= Short exercise =
Exact repetition is required: output every record in full.

= Entries provided =
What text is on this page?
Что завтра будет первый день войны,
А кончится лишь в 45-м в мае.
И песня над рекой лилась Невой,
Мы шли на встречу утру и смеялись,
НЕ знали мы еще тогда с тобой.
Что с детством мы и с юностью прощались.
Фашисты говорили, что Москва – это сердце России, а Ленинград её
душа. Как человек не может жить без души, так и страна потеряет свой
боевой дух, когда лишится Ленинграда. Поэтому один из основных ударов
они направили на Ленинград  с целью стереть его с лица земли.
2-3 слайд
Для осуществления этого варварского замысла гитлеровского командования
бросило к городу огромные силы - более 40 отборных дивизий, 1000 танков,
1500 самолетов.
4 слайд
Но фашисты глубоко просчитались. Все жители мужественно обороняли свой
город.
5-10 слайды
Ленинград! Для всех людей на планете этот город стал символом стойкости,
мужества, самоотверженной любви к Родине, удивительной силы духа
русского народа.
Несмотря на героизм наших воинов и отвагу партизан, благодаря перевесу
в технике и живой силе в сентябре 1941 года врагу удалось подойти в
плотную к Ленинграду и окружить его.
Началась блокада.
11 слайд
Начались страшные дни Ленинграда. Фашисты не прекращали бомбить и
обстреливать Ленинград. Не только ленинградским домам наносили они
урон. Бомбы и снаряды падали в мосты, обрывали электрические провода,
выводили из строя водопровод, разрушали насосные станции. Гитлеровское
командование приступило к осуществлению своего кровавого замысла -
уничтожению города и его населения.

= Reply =
What text is on this page?
Что завтра будет первый день войны,
А кончится лишь в 45-м в мае.
И песня над рекой лилась Невой,
Мы шли на встречу утру и смеялись,
НЕ знали мы еще тогда с тобой.
Что с детством мы и с юностью прощались.
Фашисты говорили, что Москва – это сердце России, а Ленинград её
душа. Как человек не может жить без души, так и страна потеряет свой
боевой дух, когда лишится Ленинграда. Поэтому один из основных ударов
они направили на Ленинград  с целью стереть его с лица земли.
2-3 слайд
Для осуществления этого варварского замысла гитлеровского командования
бросило к городу огромные силы - более 40 отборных дивизий, 1000 танков,
1500 самолетов.
4 слайд
Но фашисты глубоко просчитались. Все жители мужественно обороняли свой
город.
5-10 слайды
Ленинград! Для всех людей на планете этот город стал символом стойкости,
мужества, самоотверженной любви к Родине, удивительной силы духа
русского народа.
Несмотря на героизм наших воинов и отвагу партизан, благодаря перевесу
в технике и живой силе в сентябре 1941 года врагу удалось подойти в
плотную к Ленинграду и окружить его.
Началась блокада.
11 слайд
Начались страшные дни Ленинграда. Фашисты не прекращали бомбить и
обстреливать Ленинград. Не только ленинградским домам наносили они
урон. Бомбы и снаряды падали в мосты, обрывали электрические провода,
выводили из строя водопровод, разрушали насосные станции. Гитлеровское
командование приступило к осуществлению своего кровавого замысла -
уничтожению города и его населения.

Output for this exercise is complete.